__Aim__
The listing below must be repeated word for word, with its images excluded.

(Items from a data source)

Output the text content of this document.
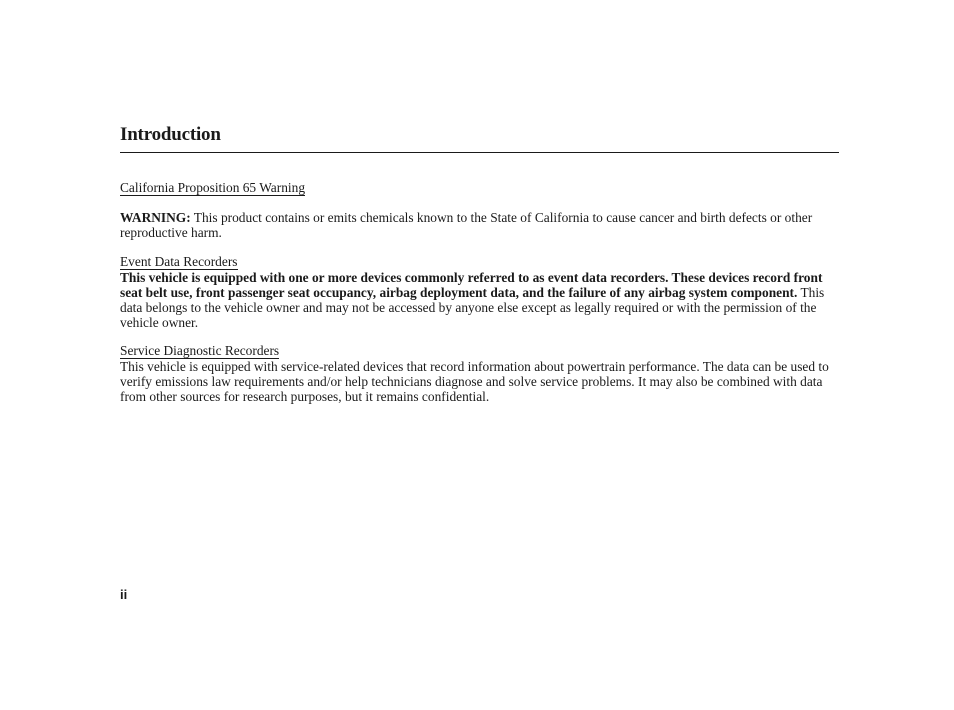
Introduction
California Proposition 65 Warning

WARNING: This product contains or emits chemicals known to the State of California to cause cancer and birth defects or other reproductive harm.

Event Data Recorders

This vehicle is equipped with one or more devices commonly referred to as event data recorders. These devices record front seat belt use, front passenger seat occupancy, airbag deployment data, and the failure of any airbag system component. This data belongs to the vehicle owner and may not be accessed by anyone else except as legally required or with the permission of the vehicle owner.

Service Diagnostic Recorders

This vehicle is equipped with service-related devices that record information about powertrain performance. The data can be used to verify emissions law requirements and/or help technicians diagnose and solve service problems. It may also be combined with data from other sources for research purposes, but it remains confidential.

ii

__The answer__
Output the text content of this document.
Introduction
California Proposition 65 Warning

WARNING: This product contains or emits chemicals known to the State of California to cause cancer and birth defects or other reproductive harm.

Event Data Recorders

This vehicle is equipped with one or more devices commonly referred to as event data recorders. These devices record front seat belt use, front passenger seat occupancy, airbag deployment data, and the failure of any airbag system component. This data belongs to the vehicle owner and may not be accessed by anyone else except as legally required or with the permission of the vehicle owner.

Service Diagnostic Recorders

This vehicle is equipped with service-related devices that record information about powertrain performance. The data can be used to verify emissions law requirements and/or help technicians diagnose and solve service problems. It may also be combined with data from other sources for research purposes, but it remains confidential.

ii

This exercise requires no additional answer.